Collected data entries:
* START *
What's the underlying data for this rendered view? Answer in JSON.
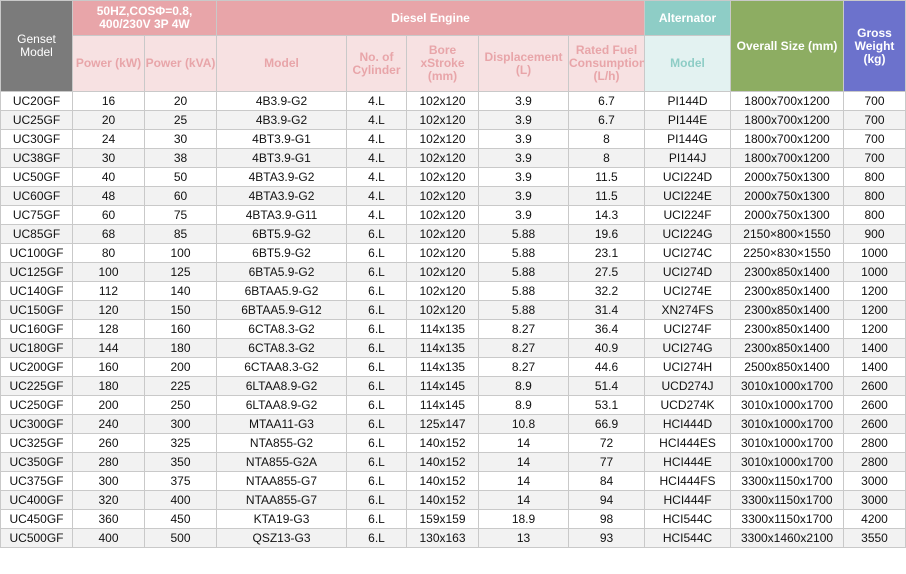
{
  "header": {
    "genset_model": "Genset Model",
    "freq_note": "50HZ,COSΦ=0.8, 400/230V 3P 4W",
    "diesel_engine": "Diesel Engine",
    "alternator": "Alternator",
    "overall_size": "Overall Size (mm)",
    "gross_weight": "Gross Weight (kg)",
    "power_kw": "Power (kW)",
    "power_kva": "Power (kVA)",
    "engine_model": "Model",
    "cylinders": "No. of Cylinder",
    "bore_stroke": "Bore xStroke (mm)",
    "displacement": "Displacement (L)",
    "fuel": "Rated Fuel Consumption (L/h)",
    "alt_model": "Model"
  },
  "rows": [
    [
      "UC20GF",
      "16",
      "20",
      "4B3.9-G2",
      "4.L",
      "102x120",
      "3.9",
      "6.7",
      "PI144D",
      "1800x700x1200",
      "700"
    ],
    [
      "UC25GF",
      "20",
      "25",
      "4B3.9-G2",
      "4.L",
      "102x120",
      "3.9",
      "6.7",
      "PI144E",
      "1800x700x1200",
      "700"
    ],
    [
      "UC30GF",
      "24",
      "30",
      "4BT3.9-G1",
      "4.L",
      "102x120",
      "3.9",
      "8",
      "PI144G",
      "1800x700x1200",
      "700"
    ],
    [
      "UC38GF",
      "30",
      "38",
      "4BT3.9-G1",
      "4.L",
      "102x120",
      "3.9",
      "8",
      "PI144J",
      "1800x700x1200",
      "700"
    ],
    [
      "UC50GF",
      "40",
      "50",
      "4BTA3.9-G2",
      "4.L",
      "102x120",
      "3.9",
      "11.5",
      "UCI224D",
      "2000x750x1300",
      "800"
    ],
    [
      "UC60GF",
      "48",
      "60",
      "4BTA3.9-G2",
      "4.L",
      "102x120",
      "3.9",
      "11.5",
      "UCI224E",
      "2000x750x1300",
      "800"
    ],
    [
      "UC75GF",
      "60",
      "75",
      "4BTA3.9-G11",
      "4.L",
      "102x120",
      "3.9",
      "14.3",
      "UCI224F",
      "2000x750x1300",
      "800"
    ],
    [
      "UC85GF",
      "68",
      "85",
      "6BT5.9-G2",
      "6.L",
      "102x120",
      "5.88",
      "19.6",
      "UCI224G",
      "2150×800×1550",
      "900"
    ],
    [
      "UC100GF",
      "80",
      "100",
      "6BT5.9-G2",
      "6.L",
      "102x120",
      "5.88",
      "23.1",
      "UCI274C",
      "2250×830×1550",
      "1000"
    ],
    [
      "UC125GF",
      "100",
      "125",
      "6BTA5.9-G2",
      "6.L",
      "102x120",
      "5.88",
      "27.5",
      "UCI274D",
      "2300x850x1400",
      "1000"
    ],
    [
      "UC140GF",
      "112",
      "140",
      "6BTAA5.9-G2",
      "6.L",
      "102x120",
      "5.88",
      "32.2",
      "UCI274E",
      "2300x850x1400",
      "1200"
    ],
    [
      "UC150GF",
      "120",
      "150",
      "6BTAA5.9-G12",
      "6.L",
      "102x120",
      "5.88",
      "31.4",
      "XN274FS",
      "2300x850x1400",
      "1200"
    ],
    [
      "UC160GF",
      "128",
      "160",
      "6CTA8.3-G2",
      "6.L",
      "114x135",
      "8.27",
      "36.4",
      "UCI274F",
      "2300x850x1400",
      "1200"
    ],
    [
      "UC180GF",
      "144",
      "180",
      "6CTA8.3-G2",
      "6.L",
      "114x135",
      "8.27",
      "40.9",
      "UCI274G",
      "2300x850x1400",
      "1400"
    ],
    [
      "UC200GF",
      "160",
      "200",
      "6CTAA8.3-G2",
      "6.L",
      "114x135",
      "8.27",
      "44.6",
      "UCI274H",
      "2500x850x1400",
      "1400"
    ],
    [
      "UC225GF",
      "180",
      "225",
      "6LTAA8.9-G2",
      "6.L",
      "114x145",
      "8.9",
      "51.4",
      "UCD274J",
      "3010x1000x1700",
      "2600"
    ],
    [
      "UC250GF",
      "200",
      "250",
      "6LTAA8.9-G2",
      "6.L",
      "114x145",
      "8.9",
      "53.1",
      "UCD274K",
      "3010x1000x1700",
      "2600"
    ],
    [
      "UC300GF",
      "240",
      "300",
      "MTAA11-G3",
      "6.L",
      "125x147",
      "10.8",
      "66.9",
      "HCI444D",
      "3010x1000x1700",
      "2600"
    ],
    [
      "UC325GF",
      "260",
      "325",
      "NTA855-G2",
      "6.L",
      "140x152",
      "14",
      "72",
      "HCI444ES",
      "3010x1000x1700",
      "2800"
    ],
    [
      "UC350GF",
      "280",
      "350",
      "NTA855-G2A",
      "6.L",
      "140x152",
      "14",
      "77",
      "HCI444E",
      "3010x1000x1700",
      "2800"
    ],
    [
      "UC375GF",
      "300",
      "375",
      "NTAA855-G7",
      "6.L",
      "140x152",
      "14",
      "84",
      "HCI444FS",
      "3300x1150x1700",
      "3000"
    ],
    [
      "UC400GF",
      "320",
      "400",
      "NTAA855-G7",
      "6.L",
      "140x152",
      "14",
      "94",
      "HCI444F",
      "3300x1150x1700",
      "3000"
    ],
    [
      "UC450GF",
      "360",
      "450",
      "KTA19-G3",
      "6.L",
      "159x159",
      "18.9",
      "98",
      "HCI544C",
      "3300x1150x1700",
      "4200"
    ],
    [
      "UC500GF",
      "400",
      "500",
      "QSZ13-G3",
      "6.L",
      "130x163",
      "13",
      "93",
      "HCI544C",
      "3300x1460x2100",
      "3550"
    ]
  ]
}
* END *
Copy each line holding the word "Model" from the listing above.

COMPLETE OUTPUT:
    "genset_model": "Genset Model",
    "engine_model": "Model",
    "alt_model": "Model"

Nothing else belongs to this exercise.